◆ Set task
Collect every line that includes the string "JSON".

◆ Data for this exercise
● ● ● ●

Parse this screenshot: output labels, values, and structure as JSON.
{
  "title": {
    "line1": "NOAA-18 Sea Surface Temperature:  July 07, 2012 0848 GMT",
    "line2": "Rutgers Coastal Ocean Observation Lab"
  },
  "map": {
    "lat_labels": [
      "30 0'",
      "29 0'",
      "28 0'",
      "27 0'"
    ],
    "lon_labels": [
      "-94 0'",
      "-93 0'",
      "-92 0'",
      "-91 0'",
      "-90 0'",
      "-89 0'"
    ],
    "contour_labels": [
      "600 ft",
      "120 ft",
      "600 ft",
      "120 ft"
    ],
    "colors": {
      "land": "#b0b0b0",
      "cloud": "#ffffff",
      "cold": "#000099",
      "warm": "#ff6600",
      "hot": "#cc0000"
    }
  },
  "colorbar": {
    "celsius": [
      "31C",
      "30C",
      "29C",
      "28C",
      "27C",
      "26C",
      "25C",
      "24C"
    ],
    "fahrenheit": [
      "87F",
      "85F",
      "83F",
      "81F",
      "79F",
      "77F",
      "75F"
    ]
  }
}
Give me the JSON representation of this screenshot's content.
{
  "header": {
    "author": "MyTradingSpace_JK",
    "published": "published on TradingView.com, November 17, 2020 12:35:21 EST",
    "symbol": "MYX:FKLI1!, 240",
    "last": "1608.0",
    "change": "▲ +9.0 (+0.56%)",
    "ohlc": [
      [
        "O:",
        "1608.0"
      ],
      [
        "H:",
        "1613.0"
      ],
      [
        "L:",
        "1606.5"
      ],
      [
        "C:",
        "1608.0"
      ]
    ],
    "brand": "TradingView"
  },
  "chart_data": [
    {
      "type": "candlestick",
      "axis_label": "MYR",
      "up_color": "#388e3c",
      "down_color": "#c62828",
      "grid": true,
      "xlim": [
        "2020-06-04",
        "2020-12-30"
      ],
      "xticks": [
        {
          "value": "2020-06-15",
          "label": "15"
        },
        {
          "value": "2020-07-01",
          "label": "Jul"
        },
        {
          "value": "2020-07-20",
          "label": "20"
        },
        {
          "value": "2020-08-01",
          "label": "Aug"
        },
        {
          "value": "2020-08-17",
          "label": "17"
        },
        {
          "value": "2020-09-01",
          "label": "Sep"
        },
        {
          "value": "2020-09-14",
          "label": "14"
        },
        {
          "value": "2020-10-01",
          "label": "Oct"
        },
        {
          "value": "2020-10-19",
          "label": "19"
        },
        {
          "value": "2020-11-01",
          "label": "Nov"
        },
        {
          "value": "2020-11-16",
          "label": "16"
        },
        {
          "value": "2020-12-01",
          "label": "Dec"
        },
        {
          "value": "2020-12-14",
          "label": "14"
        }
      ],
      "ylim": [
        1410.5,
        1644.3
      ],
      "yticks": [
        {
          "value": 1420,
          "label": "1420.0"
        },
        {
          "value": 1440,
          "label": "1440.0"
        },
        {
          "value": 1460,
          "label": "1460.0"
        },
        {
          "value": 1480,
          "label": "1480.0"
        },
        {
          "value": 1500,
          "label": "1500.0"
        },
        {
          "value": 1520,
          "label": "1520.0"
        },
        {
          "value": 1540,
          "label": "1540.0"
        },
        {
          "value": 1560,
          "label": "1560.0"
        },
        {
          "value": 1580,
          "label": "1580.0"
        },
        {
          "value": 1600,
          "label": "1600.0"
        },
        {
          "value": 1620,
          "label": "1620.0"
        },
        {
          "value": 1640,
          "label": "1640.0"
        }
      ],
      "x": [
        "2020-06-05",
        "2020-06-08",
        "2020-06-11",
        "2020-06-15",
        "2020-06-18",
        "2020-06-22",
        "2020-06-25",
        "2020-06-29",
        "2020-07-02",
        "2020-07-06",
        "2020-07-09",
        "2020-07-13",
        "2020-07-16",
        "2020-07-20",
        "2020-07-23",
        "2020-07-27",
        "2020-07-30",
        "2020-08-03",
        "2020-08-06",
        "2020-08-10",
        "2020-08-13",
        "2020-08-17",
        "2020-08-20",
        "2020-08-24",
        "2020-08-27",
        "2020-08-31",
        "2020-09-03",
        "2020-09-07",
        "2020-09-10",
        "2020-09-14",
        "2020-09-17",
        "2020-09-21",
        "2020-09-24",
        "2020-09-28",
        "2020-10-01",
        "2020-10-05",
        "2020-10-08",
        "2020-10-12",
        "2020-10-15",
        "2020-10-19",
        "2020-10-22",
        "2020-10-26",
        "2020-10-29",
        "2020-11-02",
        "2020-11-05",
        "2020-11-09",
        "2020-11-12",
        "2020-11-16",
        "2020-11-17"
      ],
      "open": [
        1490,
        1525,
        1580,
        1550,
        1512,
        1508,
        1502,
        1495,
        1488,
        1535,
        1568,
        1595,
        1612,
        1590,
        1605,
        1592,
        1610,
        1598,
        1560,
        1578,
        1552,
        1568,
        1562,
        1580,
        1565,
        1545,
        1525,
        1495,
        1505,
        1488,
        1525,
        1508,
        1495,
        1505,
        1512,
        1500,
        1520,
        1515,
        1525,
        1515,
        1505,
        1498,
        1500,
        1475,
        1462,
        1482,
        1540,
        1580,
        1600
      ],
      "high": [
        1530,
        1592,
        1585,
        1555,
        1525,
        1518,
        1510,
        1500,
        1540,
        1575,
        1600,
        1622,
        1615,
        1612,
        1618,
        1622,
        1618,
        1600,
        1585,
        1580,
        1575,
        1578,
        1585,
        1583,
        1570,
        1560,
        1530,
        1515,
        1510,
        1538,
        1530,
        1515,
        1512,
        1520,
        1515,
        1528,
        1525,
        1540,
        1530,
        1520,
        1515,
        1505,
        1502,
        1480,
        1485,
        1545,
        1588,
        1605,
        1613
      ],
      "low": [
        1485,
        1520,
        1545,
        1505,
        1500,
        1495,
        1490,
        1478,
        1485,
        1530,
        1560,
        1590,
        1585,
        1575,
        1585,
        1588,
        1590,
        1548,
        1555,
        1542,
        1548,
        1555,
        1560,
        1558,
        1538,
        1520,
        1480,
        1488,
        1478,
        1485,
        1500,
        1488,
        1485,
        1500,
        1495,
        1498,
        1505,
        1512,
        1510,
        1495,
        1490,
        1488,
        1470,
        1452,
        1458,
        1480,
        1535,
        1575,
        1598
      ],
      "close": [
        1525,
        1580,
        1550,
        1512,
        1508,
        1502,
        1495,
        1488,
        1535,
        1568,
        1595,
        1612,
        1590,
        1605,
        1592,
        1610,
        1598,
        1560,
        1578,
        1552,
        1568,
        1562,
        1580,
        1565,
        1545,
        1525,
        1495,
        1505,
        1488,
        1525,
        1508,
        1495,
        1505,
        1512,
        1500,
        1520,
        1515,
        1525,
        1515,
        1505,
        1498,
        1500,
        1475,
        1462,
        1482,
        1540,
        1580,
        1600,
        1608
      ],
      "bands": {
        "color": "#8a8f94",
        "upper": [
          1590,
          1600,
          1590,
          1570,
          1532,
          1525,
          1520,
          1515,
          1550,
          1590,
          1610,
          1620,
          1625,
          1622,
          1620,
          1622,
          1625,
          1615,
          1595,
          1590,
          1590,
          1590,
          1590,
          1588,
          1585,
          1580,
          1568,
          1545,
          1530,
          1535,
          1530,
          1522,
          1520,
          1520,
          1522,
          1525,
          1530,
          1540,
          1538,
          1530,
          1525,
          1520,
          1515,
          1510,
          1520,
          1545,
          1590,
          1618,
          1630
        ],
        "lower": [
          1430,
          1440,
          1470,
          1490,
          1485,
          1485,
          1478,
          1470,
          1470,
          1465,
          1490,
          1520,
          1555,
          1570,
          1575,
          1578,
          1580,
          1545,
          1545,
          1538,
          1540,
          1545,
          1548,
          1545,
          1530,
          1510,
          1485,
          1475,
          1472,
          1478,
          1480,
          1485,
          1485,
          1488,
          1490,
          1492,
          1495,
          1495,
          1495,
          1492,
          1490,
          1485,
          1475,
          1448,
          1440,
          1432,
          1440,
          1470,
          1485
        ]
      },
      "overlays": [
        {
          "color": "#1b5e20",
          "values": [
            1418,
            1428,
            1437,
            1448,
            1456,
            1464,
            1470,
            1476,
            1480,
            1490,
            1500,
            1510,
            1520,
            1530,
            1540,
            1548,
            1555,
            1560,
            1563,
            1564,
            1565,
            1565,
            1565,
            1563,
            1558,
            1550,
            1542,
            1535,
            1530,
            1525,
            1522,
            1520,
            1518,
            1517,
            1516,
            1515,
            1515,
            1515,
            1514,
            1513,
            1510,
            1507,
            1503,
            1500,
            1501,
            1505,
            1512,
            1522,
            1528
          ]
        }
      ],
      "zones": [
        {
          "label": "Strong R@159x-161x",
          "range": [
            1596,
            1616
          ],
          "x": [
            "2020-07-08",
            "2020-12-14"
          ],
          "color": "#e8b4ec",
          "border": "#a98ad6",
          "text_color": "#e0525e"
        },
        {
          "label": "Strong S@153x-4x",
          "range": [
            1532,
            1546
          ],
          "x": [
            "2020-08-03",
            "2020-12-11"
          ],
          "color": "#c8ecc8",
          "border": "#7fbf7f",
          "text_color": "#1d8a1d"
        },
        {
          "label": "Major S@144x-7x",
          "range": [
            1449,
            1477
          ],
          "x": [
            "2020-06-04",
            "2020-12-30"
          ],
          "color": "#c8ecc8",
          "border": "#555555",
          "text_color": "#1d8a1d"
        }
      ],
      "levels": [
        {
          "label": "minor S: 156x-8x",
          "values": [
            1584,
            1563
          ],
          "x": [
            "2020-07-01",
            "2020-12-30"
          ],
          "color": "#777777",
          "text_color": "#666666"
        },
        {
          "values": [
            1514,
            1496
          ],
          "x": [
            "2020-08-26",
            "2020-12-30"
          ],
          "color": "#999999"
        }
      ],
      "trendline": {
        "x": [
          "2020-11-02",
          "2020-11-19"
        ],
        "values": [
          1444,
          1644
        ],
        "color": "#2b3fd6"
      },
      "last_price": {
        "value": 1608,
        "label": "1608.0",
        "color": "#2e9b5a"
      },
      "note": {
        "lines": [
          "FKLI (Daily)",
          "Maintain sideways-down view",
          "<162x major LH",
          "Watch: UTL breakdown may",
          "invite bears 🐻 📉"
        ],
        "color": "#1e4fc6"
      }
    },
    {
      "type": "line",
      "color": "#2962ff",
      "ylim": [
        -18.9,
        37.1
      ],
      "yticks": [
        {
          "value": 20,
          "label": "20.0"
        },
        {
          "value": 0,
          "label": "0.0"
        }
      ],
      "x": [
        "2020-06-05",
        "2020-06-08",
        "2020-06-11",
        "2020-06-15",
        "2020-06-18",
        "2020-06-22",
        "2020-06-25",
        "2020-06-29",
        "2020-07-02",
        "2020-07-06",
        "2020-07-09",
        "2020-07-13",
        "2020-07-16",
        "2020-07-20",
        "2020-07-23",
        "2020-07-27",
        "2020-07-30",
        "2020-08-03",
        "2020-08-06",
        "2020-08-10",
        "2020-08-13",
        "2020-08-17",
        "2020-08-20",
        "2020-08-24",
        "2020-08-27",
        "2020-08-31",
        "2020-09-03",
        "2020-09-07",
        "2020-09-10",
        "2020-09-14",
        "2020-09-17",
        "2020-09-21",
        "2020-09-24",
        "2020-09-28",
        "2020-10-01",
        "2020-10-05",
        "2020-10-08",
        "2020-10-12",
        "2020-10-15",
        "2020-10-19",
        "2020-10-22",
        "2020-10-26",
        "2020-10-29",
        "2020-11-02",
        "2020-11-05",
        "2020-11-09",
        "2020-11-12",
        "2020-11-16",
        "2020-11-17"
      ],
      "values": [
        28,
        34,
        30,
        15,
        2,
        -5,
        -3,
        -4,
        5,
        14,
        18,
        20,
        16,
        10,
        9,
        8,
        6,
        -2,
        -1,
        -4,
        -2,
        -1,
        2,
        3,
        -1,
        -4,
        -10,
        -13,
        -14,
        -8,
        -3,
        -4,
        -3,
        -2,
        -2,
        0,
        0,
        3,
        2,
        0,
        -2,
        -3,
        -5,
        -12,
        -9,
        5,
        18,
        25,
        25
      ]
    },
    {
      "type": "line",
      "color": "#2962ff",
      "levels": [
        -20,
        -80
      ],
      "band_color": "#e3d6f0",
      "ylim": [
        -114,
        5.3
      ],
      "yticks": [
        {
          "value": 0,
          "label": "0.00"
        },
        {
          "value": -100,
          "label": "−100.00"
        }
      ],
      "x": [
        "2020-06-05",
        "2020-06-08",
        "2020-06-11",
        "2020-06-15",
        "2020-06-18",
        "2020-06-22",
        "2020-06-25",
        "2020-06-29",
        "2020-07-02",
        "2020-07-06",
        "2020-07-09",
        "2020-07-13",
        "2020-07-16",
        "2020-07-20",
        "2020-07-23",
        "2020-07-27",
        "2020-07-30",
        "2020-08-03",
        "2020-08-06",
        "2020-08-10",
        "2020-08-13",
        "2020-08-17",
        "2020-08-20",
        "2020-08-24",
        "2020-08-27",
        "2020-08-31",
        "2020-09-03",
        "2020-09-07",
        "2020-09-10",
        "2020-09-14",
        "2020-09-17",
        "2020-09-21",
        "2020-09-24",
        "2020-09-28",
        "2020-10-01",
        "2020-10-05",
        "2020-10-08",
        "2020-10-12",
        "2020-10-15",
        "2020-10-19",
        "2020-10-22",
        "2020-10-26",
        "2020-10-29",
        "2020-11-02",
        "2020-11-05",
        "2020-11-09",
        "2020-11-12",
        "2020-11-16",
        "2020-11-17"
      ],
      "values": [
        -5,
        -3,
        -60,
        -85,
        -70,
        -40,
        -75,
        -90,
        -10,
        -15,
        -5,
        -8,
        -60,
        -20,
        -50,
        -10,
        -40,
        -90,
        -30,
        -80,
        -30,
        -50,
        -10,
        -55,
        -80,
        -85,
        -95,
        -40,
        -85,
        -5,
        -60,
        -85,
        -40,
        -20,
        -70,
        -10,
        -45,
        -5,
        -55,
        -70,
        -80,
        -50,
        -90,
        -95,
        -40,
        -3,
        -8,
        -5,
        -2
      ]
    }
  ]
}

● ● ● ●

◆ Completed task
Parse this screenshot: output labels, values, and structure as JSON.
Give me the JSON representation of this screenshot's content.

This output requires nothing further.